Transcribe each entry below exactly. Pictures do not go in the copy.

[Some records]
----------------------------------------
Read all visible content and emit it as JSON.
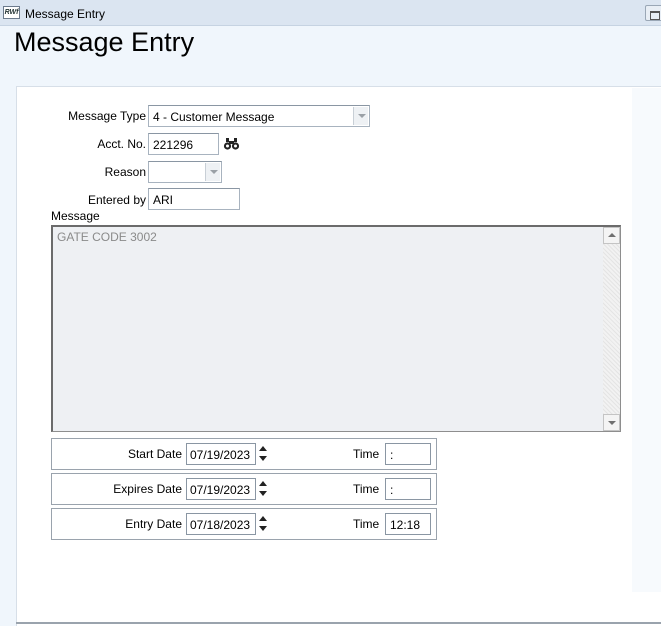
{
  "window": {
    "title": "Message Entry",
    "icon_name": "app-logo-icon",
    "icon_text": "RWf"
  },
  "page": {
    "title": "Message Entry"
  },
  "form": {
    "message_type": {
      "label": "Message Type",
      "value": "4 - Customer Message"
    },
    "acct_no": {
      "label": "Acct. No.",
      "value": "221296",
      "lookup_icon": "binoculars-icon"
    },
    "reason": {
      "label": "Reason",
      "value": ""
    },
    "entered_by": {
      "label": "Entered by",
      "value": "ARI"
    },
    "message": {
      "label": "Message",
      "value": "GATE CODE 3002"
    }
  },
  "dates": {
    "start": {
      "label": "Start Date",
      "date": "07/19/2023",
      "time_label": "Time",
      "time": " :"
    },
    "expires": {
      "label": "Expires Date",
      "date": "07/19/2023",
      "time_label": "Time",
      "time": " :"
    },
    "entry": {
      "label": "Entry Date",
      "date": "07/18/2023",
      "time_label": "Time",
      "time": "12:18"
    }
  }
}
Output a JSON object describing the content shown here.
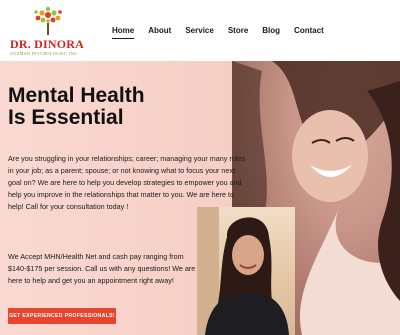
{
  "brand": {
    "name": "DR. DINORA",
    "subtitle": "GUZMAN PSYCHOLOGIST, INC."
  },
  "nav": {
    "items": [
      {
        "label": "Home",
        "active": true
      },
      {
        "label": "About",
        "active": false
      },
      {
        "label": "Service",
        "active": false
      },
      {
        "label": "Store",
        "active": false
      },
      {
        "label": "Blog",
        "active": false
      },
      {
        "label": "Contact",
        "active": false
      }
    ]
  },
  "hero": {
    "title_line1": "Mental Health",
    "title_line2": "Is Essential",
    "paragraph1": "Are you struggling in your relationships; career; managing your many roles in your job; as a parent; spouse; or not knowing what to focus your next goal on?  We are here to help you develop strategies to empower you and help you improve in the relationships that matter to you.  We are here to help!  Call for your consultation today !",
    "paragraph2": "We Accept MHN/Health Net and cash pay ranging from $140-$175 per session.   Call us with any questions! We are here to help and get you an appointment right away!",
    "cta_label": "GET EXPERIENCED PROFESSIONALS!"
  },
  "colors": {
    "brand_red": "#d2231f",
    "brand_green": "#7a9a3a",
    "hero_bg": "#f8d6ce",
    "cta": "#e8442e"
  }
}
----------------------------------------
SOLUTION TO THIS TASK:
Read all visible content and emit it as JSON.
{
  "window": {
    "title": "Message Entry",
    "icon_name": "app-logo-icon",
    "icon_text": "RWf"
  },
  "page": {
    "title": "Message Entry"
  },
  "form": {
    "message_type": {
      "label": "Message Type",
      "value": "4 - Customer Message"
    },
    "acct_no": {
      "label": "Acct. No.",
      "value": "221296",
      "lookup_icon": "binoculars-icon"
    },
    "reason": {
      "label": "Reason",
      "value": ""
    },
    "entered_by": {
      "label": "Entered by",
      "value": "ARI"
    },
    "message": {
      "label": "Message",
      "value": "GATE CODE 3002"
    }
  },
  "dates": {
    "start": {
      "label": "Start Date",
      "date": "07/19/2023",
      "time_label": "Time",
      "time": " :"
    },
    "expires": {
      "label": "Expires Date",
      "date": "07/19/2023",
      "time_label": "Time",
      "time": " :"
    },
    "entry": {
      "label": "Entry Date",
      "date": "07/18/2023",
      "time_label": "Time",
      "time": "12:18"
    }
  }
}
Output a JSON object describing the content shown here.
{
  "brand": {
    "name": "DR. DINORA",
    "subtitle": "GUZMAN PSYCHOLOGIST, INC."
  },
  "nav": {
    "items": [
      {
        "label": "Home",
        "active": true
      },
      {
        "label": "About",
        "active": false
      },
      {
        "label": "Service",
        "active": false
      },
      {
        "label": "Store",
        "active": false
      },
      {
        "label": "Blog",
        "active": false
      },
      {
        "label": "Contact",
        "active": false
      }
    ]
  },
  "hero": {
    "title_line1": "Mental Health",
    "title_line2": "Is Essential",
    "paragraph1": "Are you struggling in your relationships; career; managing your many roles in your job; as a parent; spouse; or not knowing what to focus your next goal on?  We are here to help you develop strategies to empower you and help you improve in the relationships that matter to you.  We are here to help!  Call for your consultation today !",
    "paragraph2": "We Accept MHN/Health Net and cash pay ranging from $140-$175 per session.   Call us with any questions! We are here to help and get you an appointment right away!",
    "cta_label": "GET EXPERIENCED PROFESSIONALS!"
  },
  "colors": {
    "brand_red": "#d2231f",
    "brand_green": "#7a9a3a",
    "hero_bg": "#f8d6ce",
    "cta": "#e8442e"
  }
}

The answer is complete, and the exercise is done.